Check each line of the data below for the word "имеет", then extract the ones that have it.

**Lines of data**
- - - - -
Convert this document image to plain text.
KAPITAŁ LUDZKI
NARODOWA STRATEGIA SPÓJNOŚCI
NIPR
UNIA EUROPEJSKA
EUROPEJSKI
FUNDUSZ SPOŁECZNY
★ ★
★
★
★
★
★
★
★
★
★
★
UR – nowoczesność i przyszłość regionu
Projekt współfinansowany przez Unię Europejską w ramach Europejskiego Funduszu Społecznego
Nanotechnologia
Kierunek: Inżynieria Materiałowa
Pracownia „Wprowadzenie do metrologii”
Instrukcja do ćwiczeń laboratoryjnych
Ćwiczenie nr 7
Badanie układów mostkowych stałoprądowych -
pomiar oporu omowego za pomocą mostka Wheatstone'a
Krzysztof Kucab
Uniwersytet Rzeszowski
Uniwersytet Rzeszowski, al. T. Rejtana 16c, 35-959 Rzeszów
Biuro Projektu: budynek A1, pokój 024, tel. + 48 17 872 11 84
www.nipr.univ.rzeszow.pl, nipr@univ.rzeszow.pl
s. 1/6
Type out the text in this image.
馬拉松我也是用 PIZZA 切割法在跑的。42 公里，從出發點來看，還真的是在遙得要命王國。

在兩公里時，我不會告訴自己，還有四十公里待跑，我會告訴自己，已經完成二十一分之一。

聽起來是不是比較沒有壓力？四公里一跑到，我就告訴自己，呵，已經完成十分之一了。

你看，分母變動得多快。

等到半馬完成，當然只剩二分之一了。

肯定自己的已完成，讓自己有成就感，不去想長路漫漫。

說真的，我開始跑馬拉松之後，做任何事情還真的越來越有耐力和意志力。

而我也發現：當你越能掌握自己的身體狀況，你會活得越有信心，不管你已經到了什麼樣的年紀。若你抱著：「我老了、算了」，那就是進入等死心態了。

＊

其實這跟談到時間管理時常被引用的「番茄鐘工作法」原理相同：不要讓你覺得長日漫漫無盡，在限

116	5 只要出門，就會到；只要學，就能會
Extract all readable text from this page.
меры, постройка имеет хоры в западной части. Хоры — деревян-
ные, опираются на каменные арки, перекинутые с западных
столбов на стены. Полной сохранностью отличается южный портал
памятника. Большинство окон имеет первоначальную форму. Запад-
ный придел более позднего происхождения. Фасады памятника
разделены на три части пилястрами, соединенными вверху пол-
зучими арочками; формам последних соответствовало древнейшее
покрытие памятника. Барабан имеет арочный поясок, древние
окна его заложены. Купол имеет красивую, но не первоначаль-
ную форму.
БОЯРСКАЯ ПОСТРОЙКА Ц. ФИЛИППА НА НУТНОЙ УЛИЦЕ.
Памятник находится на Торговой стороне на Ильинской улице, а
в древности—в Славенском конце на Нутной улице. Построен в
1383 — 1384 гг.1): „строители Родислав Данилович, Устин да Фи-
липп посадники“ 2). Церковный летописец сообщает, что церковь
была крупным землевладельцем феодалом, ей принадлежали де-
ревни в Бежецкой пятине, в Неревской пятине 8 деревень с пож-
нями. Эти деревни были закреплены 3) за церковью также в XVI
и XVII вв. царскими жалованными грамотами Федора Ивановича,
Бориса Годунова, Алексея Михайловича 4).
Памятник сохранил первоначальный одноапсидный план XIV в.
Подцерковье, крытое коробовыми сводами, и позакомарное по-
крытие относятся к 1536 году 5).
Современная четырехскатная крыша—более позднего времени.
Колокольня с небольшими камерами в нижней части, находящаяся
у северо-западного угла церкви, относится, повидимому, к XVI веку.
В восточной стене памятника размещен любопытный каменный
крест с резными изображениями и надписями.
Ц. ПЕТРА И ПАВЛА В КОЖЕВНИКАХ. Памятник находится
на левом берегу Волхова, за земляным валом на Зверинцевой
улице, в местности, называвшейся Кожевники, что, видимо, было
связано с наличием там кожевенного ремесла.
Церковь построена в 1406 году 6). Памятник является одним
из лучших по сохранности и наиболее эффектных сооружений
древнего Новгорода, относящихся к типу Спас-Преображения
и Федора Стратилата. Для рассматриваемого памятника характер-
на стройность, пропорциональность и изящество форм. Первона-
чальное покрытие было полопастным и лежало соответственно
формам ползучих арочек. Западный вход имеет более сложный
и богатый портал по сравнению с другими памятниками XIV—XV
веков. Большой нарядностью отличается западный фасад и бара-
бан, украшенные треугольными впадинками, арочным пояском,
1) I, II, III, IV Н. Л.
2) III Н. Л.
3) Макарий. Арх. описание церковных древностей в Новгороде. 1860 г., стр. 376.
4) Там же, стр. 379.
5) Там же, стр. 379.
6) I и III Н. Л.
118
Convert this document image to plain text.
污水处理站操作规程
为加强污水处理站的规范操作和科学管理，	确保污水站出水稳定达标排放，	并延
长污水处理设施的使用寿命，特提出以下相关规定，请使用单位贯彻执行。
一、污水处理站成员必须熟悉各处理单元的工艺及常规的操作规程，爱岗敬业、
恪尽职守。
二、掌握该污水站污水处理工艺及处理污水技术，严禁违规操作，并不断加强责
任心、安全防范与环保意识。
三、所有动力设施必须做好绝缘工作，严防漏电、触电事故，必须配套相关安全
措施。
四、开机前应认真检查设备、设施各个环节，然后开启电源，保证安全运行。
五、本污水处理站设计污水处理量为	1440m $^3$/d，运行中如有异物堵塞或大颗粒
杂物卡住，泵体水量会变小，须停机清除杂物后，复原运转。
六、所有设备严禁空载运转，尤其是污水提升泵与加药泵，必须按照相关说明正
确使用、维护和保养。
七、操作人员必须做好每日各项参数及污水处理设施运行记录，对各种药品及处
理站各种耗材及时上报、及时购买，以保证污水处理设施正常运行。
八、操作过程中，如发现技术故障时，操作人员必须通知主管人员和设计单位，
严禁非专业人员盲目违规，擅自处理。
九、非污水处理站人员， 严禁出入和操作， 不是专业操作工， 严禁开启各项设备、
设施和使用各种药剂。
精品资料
- - - - -
**Task response**
меры, постройка имеет хоры в западной части. Хоры — деревян-
памятника. Большинство окон имеет первоначальную форму. Запад-
покрытие памятника. Барабан имеет арочный поясок, древние
окна его заложены. Купол имеет красивую, но не первоначаль-
формам ползучих арочек. Западный вход имеет более сложный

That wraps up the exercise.